Problem description
Look at each line of the records and count those with "screenshot" in them. Please answer with the count alone.

Record extracts
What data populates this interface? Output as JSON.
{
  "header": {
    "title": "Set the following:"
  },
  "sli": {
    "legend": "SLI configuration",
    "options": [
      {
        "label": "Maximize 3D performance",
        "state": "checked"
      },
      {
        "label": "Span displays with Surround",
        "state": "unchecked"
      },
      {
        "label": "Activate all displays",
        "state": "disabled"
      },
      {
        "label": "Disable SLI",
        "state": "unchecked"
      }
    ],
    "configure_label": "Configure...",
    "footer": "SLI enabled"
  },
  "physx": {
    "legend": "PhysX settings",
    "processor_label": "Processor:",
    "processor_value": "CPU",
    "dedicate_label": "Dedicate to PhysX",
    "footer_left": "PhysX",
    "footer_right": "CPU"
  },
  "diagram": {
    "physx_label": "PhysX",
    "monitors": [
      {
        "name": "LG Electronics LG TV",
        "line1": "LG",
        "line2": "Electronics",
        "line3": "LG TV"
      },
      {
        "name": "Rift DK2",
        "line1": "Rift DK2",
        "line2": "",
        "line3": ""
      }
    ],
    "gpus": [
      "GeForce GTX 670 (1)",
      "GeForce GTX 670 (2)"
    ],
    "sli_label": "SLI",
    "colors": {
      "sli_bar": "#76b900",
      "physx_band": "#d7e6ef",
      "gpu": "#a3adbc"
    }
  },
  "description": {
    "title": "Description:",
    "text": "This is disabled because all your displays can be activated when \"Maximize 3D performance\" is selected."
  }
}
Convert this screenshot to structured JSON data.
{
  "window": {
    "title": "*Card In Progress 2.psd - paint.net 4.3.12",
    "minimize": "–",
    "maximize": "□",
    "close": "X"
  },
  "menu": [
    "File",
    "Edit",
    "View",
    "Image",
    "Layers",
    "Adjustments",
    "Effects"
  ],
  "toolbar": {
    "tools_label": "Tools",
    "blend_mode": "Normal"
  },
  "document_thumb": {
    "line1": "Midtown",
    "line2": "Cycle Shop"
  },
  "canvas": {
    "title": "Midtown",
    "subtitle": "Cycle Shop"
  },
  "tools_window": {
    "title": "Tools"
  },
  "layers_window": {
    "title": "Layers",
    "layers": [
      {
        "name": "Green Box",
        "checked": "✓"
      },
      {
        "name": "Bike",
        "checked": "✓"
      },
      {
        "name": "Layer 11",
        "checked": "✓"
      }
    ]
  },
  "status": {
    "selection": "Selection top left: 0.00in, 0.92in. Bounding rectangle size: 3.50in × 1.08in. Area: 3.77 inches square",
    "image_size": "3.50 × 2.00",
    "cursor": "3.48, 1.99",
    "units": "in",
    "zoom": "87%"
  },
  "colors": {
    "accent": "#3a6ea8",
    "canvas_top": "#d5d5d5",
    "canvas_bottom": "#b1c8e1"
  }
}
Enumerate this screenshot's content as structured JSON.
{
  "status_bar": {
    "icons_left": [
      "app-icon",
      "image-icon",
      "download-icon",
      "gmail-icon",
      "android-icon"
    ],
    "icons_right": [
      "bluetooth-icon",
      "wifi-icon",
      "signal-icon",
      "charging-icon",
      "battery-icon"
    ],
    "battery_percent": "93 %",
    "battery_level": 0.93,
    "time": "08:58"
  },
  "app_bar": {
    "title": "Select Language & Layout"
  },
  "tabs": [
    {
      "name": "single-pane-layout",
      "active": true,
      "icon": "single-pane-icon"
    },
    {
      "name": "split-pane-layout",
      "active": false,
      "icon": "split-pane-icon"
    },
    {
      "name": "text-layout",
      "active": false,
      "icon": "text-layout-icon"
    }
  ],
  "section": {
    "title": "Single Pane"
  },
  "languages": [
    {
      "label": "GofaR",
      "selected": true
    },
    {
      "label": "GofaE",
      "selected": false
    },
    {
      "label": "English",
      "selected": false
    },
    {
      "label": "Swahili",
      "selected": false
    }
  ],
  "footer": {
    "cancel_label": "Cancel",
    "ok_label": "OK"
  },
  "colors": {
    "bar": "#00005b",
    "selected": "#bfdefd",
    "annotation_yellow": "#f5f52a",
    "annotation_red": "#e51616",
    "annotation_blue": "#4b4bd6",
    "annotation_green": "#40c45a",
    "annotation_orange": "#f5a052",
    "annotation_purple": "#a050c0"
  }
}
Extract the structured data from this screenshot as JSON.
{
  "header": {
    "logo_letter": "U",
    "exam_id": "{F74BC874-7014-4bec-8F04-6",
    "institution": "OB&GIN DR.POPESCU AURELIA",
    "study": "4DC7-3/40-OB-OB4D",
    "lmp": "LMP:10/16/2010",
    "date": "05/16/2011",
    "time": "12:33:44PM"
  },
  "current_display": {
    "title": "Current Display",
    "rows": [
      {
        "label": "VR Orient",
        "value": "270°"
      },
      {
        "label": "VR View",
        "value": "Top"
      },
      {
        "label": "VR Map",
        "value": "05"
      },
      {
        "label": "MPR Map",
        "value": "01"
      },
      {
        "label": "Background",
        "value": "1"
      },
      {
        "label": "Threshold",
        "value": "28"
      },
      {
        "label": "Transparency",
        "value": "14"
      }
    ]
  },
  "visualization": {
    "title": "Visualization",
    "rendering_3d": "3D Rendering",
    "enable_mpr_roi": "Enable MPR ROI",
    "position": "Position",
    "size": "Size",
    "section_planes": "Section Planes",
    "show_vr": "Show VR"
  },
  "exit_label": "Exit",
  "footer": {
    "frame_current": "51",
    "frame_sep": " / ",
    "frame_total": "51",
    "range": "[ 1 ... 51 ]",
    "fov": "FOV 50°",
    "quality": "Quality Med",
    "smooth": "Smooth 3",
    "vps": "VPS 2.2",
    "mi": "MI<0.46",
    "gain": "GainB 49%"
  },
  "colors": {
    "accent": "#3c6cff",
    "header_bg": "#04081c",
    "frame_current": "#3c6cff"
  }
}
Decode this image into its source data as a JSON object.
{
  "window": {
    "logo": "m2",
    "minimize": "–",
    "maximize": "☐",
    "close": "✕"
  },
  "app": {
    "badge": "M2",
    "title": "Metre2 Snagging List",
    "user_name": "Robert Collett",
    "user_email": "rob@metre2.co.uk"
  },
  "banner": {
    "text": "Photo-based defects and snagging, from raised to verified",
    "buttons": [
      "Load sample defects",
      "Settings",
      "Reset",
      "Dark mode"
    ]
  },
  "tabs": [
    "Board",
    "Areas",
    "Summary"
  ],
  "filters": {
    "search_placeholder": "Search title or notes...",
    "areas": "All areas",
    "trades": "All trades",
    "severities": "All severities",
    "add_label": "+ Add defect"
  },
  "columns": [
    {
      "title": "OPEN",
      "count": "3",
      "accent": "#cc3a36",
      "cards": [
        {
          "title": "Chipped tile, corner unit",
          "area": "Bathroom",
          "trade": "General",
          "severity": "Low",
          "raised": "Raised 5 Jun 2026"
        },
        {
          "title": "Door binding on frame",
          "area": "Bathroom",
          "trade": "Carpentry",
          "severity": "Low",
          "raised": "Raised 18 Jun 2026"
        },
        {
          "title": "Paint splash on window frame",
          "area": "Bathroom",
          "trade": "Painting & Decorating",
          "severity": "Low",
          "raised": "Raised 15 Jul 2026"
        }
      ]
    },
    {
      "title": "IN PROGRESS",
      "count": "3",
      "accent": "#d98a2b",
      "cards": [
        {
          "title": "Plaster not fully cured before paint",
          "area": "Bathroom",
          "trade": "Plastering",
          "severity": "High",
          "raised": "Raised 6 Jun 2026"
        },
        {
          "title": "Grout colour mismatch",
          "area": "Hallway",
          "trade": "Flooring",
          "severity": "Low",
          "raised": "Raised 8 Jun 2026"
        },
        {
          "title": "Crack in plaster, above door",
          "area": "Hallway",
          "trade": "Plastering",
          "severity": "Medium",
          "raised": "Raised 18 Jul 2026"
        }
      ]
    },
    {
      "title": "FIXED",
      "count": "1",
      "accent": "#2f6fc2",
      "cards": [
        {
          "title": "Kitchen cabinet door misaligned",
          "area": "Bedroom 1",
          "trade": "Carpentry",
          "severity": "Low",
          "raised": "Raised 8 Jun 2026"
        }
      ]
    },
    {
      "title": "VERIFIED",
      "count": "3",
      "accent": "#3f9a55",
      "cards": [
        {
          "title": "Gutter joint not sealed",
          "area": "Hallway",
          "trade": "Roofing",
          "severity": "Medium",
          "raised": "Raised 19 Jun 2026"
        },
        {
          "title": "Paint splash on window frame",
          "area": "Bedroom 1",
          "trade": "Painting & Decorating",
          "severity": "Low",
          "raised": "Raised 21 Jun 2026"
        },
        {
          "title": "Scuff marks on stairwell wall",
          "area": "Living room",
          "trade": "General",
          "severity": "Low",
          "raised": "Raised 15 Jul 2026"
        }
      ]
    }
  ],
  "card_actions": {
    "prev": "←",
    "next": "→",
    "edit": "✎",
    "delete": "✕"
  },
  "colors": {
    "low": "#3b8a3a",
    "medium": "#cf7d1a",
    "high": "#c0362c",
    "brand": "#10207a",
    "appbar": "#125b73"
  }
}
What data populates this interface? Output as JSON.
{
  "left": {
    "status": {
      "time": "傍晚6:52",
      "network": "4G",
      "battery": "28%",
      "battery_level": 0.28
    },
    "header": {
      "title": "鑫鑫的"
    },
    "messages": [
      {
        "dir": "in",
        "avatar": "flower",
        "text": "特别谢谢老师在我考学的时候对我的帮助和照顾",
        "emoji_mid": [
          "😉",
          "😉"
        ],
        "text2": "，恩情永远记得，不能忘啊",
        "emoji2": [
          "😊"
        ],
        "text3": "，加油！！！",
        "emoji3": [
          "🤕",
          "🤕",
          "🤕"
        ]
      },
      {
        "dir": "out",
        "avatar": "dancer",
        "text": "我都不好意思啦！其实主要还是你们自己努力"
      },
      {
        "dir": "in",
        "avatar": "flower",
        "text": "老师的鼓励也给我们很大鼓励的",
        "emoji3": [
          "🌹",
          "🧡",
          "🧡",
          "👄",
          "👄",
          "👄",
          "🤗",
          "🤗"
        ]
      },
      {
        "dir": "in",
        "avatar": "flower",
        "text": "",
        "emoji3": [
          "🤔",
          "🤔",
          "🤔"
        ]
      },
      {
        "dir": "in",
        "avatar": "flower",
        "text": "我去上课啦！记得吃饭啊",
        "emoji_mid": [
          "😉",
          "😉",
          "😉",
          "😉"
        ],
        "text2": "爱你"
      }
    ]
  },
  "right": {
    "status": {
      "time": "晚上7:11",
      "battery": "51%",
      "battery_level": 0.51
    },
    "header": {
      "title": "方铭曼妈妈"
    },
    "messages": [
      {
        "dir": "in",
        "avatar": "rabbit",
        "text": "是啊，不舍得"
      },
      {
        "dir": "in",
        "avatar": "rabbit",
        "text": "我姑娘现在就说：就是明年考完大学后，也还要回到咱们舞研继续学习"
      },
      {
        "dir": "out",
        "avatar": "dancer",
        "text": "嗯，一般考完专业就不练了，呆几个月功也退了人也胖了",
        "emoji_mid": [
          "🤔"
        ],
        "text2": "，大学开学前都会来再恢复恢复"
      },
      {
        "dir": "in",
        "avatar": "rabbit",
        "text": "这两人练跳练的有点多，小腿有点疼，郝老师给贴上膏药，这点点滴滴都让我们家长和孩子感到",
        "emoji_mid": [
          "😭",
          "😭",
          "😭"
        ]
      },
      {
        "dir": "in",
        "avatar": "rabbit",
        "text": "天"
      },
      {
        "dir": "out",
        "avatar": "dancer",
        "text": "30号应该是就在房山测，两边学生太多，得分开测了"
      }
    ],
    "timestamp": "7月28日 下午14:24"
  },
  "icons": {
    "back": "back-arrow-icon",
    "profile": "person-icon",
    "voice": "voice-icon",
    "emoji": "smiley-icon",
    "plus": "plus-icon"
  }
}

Result below
3